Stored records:
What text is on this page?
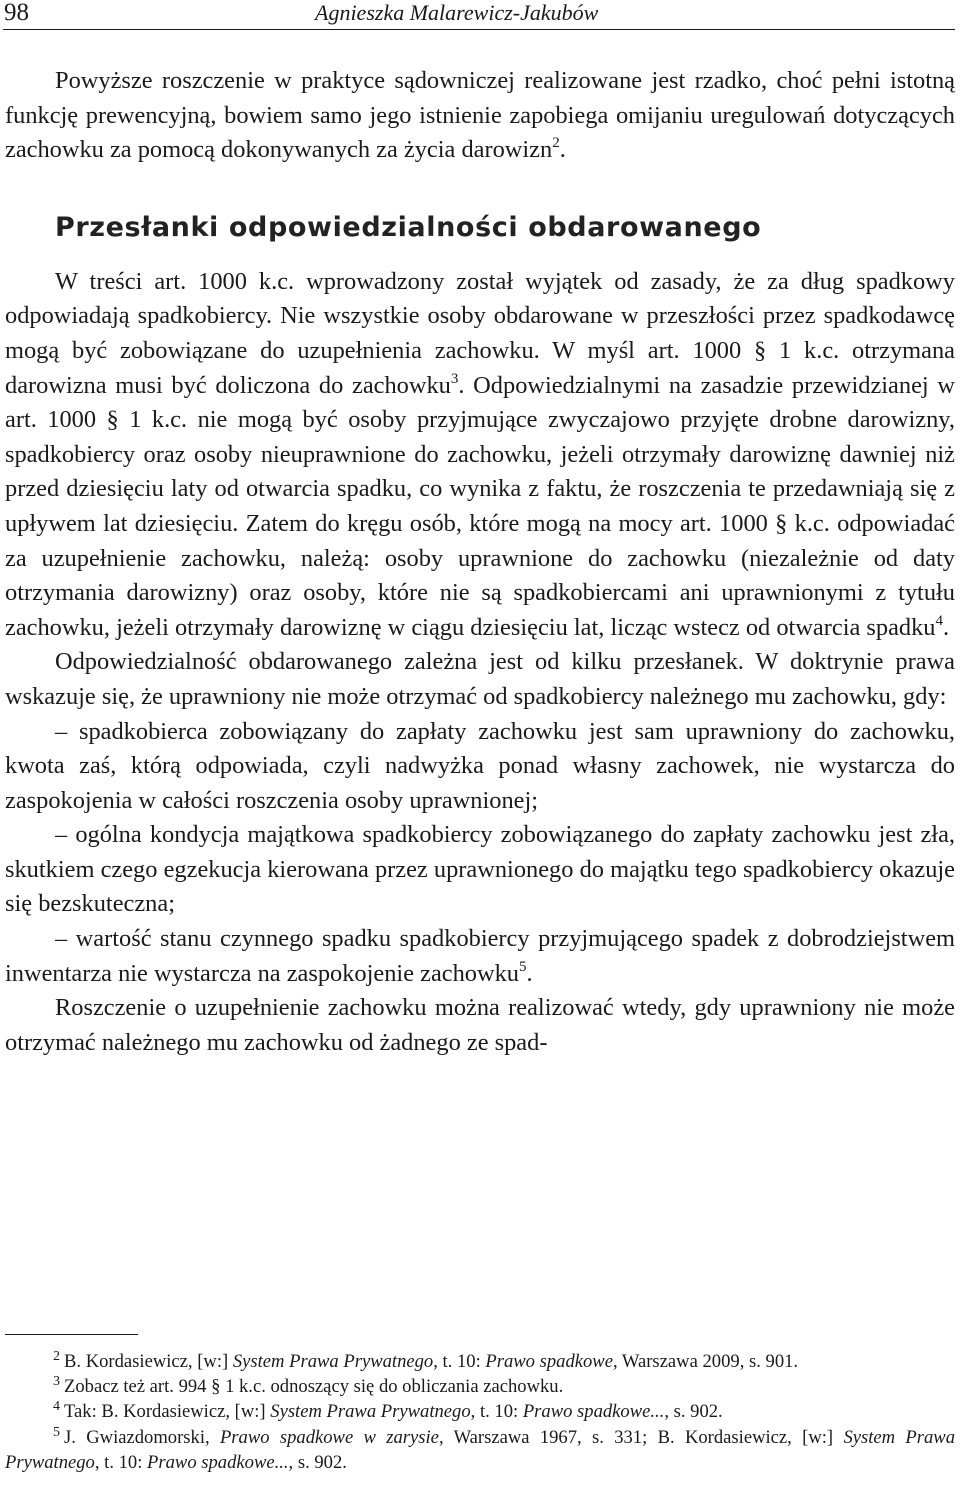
98	Agnieszka Malarewicz-Jakubów

Powyższe roszczenie w praktyce sądowniczej realizowane jest rzadko, choć pełni istotną funkcję prewencyjną, bowiem samo jego istnienie zapobiega omijaniu uregulowań dotyczących zachowku za pomocą dokonywanych za życia darowizn$^2$.

Przesłanki odpowiedzialności obdarowanego

W treści art. 1000 k.c. wprowadzony został wyjątek od zasady, że za dług spadkowy odpowiadają spadkobiercy. Nie wszystkie osoby obdarowane w przeszłości przez spadkodawcę mogą być zobowiązane do uzupełnienia zachowku. W myśl art. 1000 § 1 k.c. otrzymana darowizna musi być doliczona do zachowku$^3$. Odpowiedzialnymi na zasadzie przewidzianej w art. 1000 § 1 k.c. nie mogą być osoby przyjmujące zwyczajowo przyjęte drobne darowizny, spadkobiercy oraz osoby nieuprawnione do zachowku, jeżeli otrzymały darowiznę dawniej niż przed dziesięciu laty od otwarcia spadku, co wynika z faktu, że roszczenia te przedawniają się z upływem lat dziesięciu. Zatem do kręgu osób, które mogą na mocy art. 1000 § k.c. odpowiadać za uzupełnienie zachowku, należą: osoby uprawnione do zachowku (niezależnie od daty otrzymania darowizny) oraz osoby, które nie są spadkobiercami ani uprawnionymi z tytułu zachowku, jeżeli otrzymały darowiznę w ciągu dziesięciu lat, licząc wstecz od otwarcia spadku$^4$.

Odpowiedzialność obdarowanego zależna jest od kilku przesłanek. W doktrynie prawa wskazuje się, że uprawniony nie może otrzymać od spadkobiercy należnego mu zachowku, gdy:

– spadkobierca zobowiązany do zapłaty zachowku jest sam uprawniony do zachowku, kwota zaś, którą odpowiada, czyli nadwyżka ponad własny zachowek, nie wystarcza do zaspokojenia w całości roszczenia osoby uprawnionej;

– ogólna kondycja majątkowa spadkobiercy zobowiązanego do zapłaty zachowku jest zła, skutkiem czego egzekucja kierowana przez uprawnionego do majątku tego spadkobiercy okazuje się bezskuteczna;

– wartość stanu czynnego spadku spadkobiercy przyjmującego spadek z dobrodziejstwem inwentarza nie wystarcza na zaspokojenie zachowku$^5$.

Roszczenie o uzupełnienie zachowku można realizować wtedy, gdy uprawniony nie może otrzymać należnego mu zachowku od żadnego ze spad-

$^2$ B. Kordasiewicz, [w:] System Prawa Prywatnego, t. 10: Prawo spadkowe, Warszawa 2009, s. 901.

$^3$ Zobacz też art. 994 § 1 k.c. odnoszący się do obliczania zachowku.

$^4$ Tak: B. Kordasiewicz, [w:] System Prawa Prywatnego, t. 10: Prawo spadkowe..., s. 902.

$^5$ J. Gwiazdomorski, Prawo spadkowe w zarysie, Warszawa 1967, s. 331; B. Kordasiewicz, [w:] System Prawa Prywatnego, t. 10: Prawo spadkowe..., s. 902.
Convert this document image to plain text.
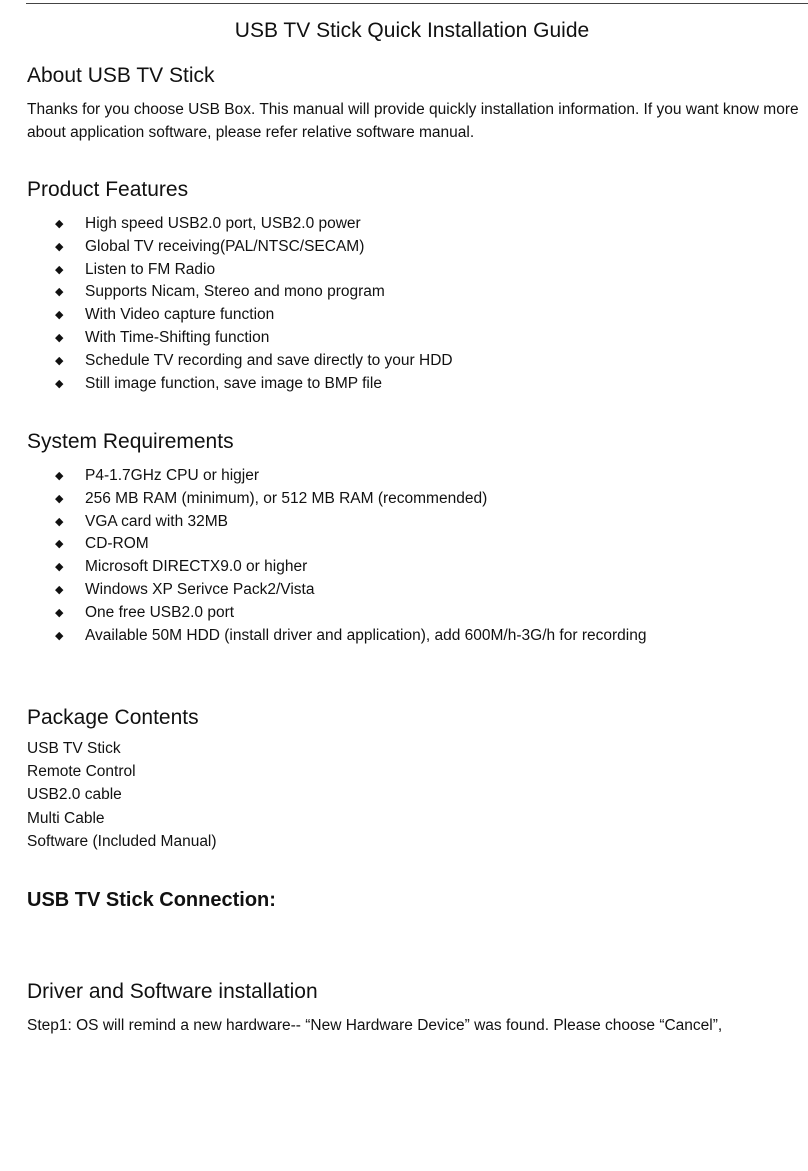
USB TV Stick Quick Installation Guide
About USB TV Stick

Thanks for you choose USB Box. This manual will provide quickly installation information. If you want know more

about application software, please refer relative software manual.

Product Features
◆ High speed USB2.0 port, USB2.0 power
◆ Global TV receiving(PAL/NTSC/SECAM)
◆ Listen to FM Radio
◆ Supports Nicam, Stereo and mono program
◆ With Video capture function
◆ With Time-Shifting function
◆ Schedule TV recording and save directly to your HDD
◆ Still image function, save image to BMP file
System Requirements
◆ P4-1.7GHz CPU or higjer
◆ 256 MB RAM (minimum), or 512 MB RAM (recommended)
◆ VGA card with 32MB
◆ CD-ROM
◆ Microsoft DIRECTX9.0 or higher
◆ Windows XP Serivce Pack2/Vista
◆ One free USB2.0 port
◆ Available 50M HDD (install driver and application), add 600M/h-3G/h for recording
Package Contents
USB TV Stick
Remote Control
USB2.0 cable
Multi Cable
Software (Included Manual)
USB TV Stick Connection:
Driver and Software installation

Step1: OS will remind a new hardware-- “New Hardware Device” was found. Please choose “Cancel”,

WRITTEN INSTRUCTION.
Copy out all lines that carry the word "może".

ANSWER TO THE PROBLEM.
Odpowiedzialność obdarowanego zależna jest od kilku przesłanek. W doktrynie prawa wskazuje się, że uprawniony nie może otrzymać od spadkobiercy należnego mu zachowku, gdy:
Roszczenie o uzupełnienie zachowku można realizować wtedy, gdy uprawniony nie może otrzymać należnego mu zachowku od żadnego ze spad-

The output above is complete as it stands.